■ **To be done**: Look through the records below and collect all lines that hold the string "фонда".

··· Data listing

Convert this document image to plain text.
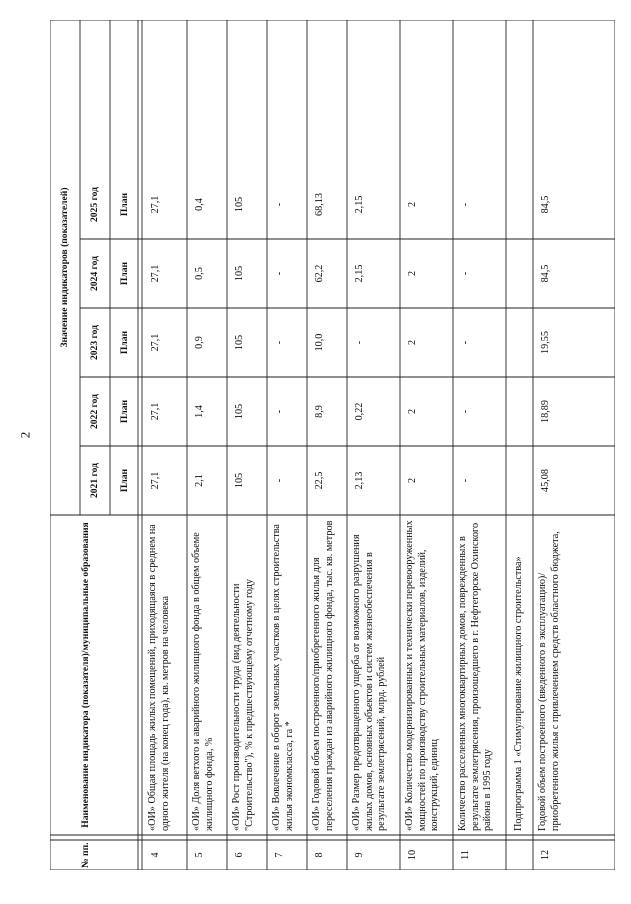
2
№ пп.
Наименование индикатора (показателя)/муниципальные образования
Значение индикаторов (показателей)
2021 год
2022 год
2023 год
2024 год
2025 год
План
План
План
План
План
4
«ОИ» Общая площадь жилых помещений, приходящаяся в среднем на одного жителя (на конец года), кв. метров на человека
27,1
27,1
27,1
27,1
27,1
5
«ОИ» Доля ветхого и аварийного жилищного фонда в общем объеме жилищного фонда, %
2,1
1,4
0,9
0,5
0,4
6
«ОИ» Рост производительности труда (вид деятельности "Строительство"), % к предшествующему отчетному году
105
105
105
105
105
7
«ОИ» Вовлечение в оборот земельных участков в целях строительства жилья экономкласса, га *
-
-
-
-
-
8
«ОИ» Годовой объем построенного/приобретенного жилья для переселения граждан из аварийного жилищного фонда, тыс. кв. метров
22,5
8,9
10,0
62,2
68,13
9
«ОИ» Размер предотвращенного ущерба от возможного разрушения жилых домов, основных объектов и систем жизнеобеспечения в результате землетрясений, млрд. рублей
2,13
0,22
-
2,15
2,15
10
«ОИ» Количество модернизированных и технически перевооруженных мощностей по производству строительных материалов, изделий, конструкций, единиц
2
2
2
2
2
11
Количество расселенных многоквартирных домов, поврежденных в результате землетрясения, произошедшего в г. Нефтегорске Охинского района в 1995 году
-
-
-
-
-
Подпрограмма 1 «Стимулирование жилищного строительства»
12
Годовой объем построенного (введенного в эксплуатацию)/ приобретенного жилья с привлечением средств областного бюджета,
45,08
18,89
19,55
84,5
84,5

······
··· Data listing

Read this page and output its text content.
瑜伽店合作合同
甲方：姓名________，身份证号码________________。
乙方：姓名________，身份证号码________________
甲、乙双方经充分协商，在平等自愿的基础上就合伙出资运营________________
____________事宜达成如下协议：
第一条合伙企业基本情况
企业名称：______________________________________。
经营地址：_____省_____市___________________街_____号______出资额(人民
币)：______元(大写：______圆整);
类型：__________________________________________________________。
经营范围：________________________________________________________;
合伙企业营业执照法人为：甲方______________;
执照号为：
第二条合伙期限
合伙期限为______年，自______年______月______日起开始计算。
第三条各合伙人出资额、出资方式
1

······

■ **Reply to the task**:
«ОИ» Доля ветхого и аварийного жилищного фонда в общем объеме жилищного фонда, %
«ОИ» Годовой объем построенного/приобретенного жилья для переселения граждан из аварийного жилищного фонда, тыс. кв. метров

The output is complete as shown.